Input material =
* Start *
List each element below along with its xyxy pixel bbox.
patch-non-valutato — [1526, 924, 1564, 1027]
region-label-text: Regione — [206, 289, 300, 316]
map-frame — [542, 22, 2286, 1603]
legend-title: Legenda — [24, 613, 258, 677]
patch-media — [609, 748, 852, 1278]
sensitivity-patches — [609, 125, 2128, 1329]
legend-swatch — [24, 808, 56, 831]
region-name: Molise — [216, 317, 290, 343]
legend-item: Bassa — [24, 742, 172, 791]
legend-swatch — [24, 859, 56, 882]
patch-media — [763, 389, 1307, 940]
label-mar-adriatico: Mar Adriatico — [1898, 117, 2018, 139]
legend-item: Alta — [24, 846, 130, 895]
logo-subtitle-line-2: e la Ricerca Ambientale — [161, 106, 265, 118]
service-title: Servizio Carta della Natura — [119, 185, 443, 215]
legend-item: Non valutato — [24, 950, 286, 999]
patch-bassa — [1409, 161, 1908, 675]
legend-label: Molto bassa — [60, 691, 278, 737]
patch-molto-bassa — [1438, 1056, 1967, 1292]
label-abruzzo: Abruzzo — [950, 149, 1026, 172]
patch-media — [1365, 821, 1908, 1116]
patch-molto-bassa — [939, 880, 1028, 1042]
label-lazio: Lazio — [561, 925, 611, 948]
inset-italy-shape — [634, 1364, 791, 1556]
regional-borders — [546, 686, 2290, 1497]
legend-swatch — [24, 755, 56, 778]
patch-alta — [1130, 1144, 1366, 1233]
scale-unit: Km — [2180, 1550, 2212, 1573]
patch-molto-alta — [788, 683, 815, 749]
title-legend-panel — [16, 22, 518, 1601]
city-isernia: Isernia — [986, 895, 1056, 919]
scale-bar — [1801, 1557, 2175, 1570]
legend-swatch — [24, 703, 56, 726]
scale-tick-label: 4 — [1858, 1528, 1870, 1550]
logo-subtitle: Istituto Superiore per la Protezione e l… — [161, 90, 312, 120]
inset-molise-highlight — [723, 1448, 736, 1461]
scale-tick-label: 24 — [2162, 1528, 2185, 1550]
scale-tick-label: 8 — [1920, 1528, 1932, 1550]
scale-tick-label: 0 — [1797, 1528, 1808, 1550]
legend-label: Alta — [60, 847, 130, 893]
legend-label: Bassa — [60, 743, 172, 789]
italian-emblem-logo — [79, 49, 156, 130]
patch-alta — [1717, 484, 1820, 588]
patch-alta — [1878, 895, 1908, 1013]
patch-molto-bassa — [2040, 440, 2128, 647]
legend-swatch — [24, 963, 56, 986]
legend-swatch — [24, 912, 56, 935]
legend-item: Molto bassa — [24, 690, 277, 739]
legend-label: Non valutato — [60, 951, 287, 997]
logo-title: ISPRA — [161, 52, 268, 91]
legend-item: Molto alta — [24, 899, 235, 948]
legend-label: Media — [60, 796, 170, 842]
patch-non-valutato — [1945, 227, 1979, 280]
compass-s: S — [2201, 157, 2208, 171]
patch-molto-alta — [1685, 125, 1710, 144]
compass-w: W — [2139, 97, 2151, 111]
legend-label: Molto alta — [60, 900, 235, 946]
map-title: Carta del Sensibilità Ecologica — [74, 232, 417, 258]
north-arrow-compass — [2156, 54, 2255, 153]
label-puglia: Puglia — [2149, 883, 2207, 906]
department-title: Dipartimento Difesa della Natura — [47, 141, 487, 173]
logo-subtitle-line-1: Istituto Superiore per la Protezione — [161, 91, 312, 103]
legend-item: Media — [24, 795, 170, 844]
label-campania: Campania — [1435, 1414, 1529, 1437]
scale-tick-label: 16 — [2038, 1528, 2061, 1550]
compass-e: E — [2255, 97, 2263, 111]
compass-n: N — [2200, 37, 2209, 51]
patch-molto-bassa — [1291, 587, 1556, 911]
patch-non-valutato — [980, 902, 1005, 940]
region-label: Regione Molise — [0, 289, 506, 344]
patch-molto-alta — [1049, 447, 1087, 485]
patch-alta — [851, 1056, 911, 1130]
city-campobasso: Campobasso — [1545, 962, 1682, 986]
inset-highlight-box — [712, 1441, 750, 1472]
* End *
Work required =
Write out all of the entries above as a numbered list, leaving out any blank lines.

Problem solution =
1. List each element below along with its xyxy pixel bbox.
2. patch-non-valutato — [1526, 924, 1564, 1027]
3. region-label-text: Regione — [206, 289, 300, 316]
4. map-frame — [542, 22, 2286, 1603]
5. legend-title: Legenda — [24, 613, 258, 677]
6. patch-media — [609, 748, 852, 1278]
7. sensitivity-patches — [609, 125, 2128, 1329]
8. legend-swatch — [24, 808, 56, 831]
9. region-name: Molise — [216, 317, 290, 343]
10. legend-item: Bassa — [24, 742, 172, 791]
11. legend-swatch — [24, 859, 56, 882]
12. patch-media — [763, 389, 1307, 940]
13. label-mar-adriatico: Mar Adriatico — [1898, 117, 2018, 139]
14. legend-item: Alta — [24, 846, 130, 895]
15. logo-subtitle-line-2: e la Ricerca Ambientale — [161, 106, 265, 118]
16. service-title: Servizio Carta della Natura — [119, 185, 443, 215]
17. legend-item: Non valutato — [24, 950, 286, 999]
18. patch-bassa — [1409, 161, 1908, 675]
19. legend-label: Molto bassa — [60, 691, 278, 737]
20. patch-molto-bassa — [1438, 1056, 1967, 1292]
21. label-abruzzo: Abruzzo — [950, 149, 1026, 172]
22. patch-media — [1365, 821, 1908, 1116]
23. patch-molto-bassa — [939, 880, 1028, 1042]
24. label-lazio: Lazio — [561, 925, 611, 948]
25. inset-italy-shape — [634, 1364, 791, 1556]
26. regional-borders — [546, 686, 2290, 1497]
27. legend-swatch — [24, 755, 56, 778]
28. patch-alta — [1130, 1144, 1366, 1233]
29. scale-unit: Km — [2180, 1550, 2212, 1573]
30. patch-molto-alta — [788, 683, 815, 749]
31. title-legend-panel — [16, 22, 518, 1601]
32. city-isernia: Isernia — [986, 895, 1056, 919]
33. scale-bar — [1801, 1557, 2175, 1570]
34. legend-swatch — [24, 703, 56, 726]
35. scale-tick-label: 4 — [1858, 1528, 1870, 1550]
36. logo-subtitle: Istituto Superiore per la Protezione e l… — [161, 90, 312, 120]
37. inset-molise-highlight — [723, 1448, 736, 1461]
38. scale-tick-label: 24 — [2162, 1528, 2185, 1550]
39. scale-tick-label: 8 — [1920, 1528, 1932, 1550]
40. scale-tick-label: 0 — [1797, 1528, 1808, 1550]
41. legend-label: Alta — [60, 847, 130, 893]
42. legend-label: Bassa — [60, 743, 172, 789]
43. italian-emblem-logo — [79, 49, 156, 130]
44. patch-alta — [1717, 484, 1820, 588]
45. patch-alta — [1878, 895, 1908, 1013]
46. patch-molto-bassa — [2040, 440, 2128, 647]
47. legend-swatch — [24, 963, 56, 986]
48. legend-swatch — [24, 912, 56, 935]
49. legend-item: Molto bassa — [24, 690, 277, 739]
50. legend-label: Non valutato — [60, 951, 287, 997]
51. logo-title: ISPRA — [161, 52, 268, 91]
52. legend-item: Molto alta — [24, 899, 235, 948]
53. legend-label: Media — [60, 796, 170, 842]
54. patch-non-valutato — [1945, 227, 1979, 280]
55. compass-s: S — [2201, 157, 2208, 171]
56. patch-molto-alta — [1685, 125, 1710, 144]
57. compass-w: W — [2139, 97, 2151, 111]
58. legend-label: Molto alta — [60, 900, 235, 946]
59. map-title: Carta del Sensibilità Ecologica — [74, 232, 417, 258]
60. north-arrow-compass — [2156, 54, 2255, 153]
61. label-puglia: Puglia — [2149, 883, 2207, 906]
62. department-title: Dipartimento Difesa della Natura — [47, 141, 487, 173]
63. logo-subtitle-line-1: Istituto Superiore per la Protezione — [161, 91, 312, 103]
64. legend-item: Media — [24, 795, 170, 844]
65. label-campania: Campania — [1435, 1414, 1529, 1437]
66. scale-tick-label: 16 — [2038, 1528, 2061, 1550]
67. compass-e: E — [2255, 97, 2263, 111]
68. compass-n: N — [2200, 37, 2209, 51]
69. patch-molto-bassa — [1291, 587, 1556, 911]
70. patch-non-valutato — [980, 902, 1005, 940]
71. region-label: Regione Molise — [0, 289, 506, 344]
72. patch-molto-alta — [1049, 447, 1087, 485]
73. patch-alta — [851, 1056, 911, 1130]
74. city-campobasso: Campobasso — [1545, 962, 1682, 986]
75. inset-highlight-box — [712, 1441, 750, 1472]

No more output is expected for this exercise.